(What is required): Across all the records below, how many lines contain "exhausted"? Respond with only the number.
*** Given entries
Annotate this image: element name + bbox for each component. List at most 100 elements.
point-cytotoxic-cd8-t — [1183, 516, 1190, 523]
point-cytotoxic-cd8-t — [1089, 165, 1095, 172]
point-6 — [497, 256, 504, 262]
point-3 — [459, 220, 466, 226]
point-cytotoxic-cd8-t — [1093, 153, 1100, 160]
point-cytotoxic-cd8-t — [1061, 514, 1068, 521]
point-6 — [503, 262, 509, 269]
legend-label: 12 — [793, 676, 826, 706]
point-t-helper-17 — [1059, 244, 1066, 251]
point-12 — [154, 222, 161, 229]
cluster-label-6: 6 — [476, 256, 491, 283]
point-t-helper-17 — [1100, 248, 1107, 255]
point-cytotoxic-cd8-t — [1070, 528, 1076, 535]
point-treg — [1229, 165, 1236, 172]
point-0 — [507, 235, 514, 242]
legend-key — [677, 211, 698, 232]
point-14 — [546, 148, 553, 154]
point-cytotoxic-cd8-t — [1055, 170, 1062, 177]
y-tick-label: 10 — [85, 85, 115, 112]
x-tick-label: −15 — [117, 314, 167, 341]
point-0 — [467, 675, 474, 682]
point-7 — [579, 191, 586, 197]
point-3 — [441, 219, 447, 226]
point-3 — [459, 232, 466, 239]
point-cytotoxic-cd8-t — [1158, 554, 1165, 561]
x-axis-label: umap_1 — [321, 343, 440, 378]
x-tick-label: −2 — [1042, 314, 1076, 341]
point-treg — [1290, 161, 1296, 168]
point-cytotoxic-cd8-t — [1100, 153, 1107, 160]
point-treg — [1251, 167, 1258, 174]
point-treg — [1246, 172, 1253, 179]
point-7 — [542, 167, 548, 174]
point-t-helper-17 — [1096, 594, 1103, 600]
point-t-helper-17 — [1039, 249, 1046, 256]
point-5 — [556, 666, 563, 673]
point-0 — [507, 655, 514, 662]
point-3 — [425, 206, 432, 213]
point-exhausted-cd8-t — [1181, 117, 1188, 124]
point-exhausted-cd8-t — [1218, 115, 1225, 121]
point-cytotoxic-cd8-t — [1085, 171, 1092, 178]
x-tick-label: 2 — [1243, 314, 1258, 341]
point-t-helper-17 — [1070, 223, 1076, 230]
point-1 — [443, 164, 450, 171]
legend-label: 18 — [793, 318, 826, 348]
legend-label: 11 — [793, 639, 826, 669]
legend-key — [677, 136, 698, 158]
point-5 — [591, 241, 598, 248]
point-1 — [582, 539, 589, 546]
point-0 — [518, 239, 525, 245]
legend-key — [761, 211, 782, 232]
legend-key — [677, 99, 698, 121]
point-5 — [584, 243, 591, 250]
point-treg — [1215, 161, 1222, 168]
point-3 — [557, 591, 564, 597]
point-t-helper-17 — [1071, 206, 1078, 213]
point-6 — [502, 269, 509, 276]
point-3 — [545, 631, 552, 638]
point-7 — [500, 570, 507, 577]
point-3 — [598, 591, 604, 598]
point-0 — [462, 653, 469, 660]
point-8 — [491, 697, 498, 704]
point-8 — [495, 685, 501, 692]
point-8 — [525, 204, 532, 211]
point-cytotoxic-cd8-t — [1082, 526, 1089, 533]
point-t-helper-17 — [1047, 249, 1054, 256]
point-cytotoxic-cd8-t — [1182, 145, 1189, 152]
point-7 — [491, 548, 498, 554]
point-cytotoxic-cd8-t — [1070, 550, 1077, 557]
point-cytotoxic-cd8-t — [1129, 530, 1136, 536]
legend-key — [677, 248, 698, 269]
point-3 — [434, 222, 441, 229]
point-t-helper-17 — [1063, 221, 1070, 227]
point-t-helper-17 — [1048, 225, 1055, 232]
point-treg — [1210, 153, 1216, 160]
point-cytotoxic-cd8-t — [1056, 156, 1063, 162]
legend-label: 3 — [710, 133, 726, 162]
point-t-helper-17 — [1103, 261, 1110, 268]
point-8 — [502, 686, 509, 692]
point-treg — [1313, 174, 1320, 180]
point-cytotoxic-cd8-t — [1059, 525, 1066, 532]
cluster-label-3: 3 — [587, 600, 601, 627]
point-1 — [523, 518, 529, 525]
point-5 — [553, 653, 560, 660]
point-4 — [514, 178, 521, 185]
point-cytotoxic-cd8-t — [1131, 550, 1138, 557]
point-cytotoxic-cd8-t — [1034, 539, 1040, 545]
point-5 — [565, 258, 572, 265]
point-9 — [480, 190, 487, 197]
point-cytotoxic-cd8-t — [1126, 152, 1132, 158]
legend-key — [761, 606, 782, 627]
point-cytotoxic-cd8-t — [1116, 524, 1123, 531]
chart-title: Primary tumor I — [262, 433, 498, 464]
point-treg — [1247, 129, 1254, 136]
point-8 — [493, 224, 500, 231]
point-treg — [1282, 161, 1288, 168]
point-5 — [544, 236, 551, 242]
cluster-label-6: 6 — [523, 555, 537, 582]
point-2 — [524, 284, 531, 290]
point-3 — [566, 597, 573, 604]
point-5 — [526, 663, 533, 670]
******
(Answer box): 2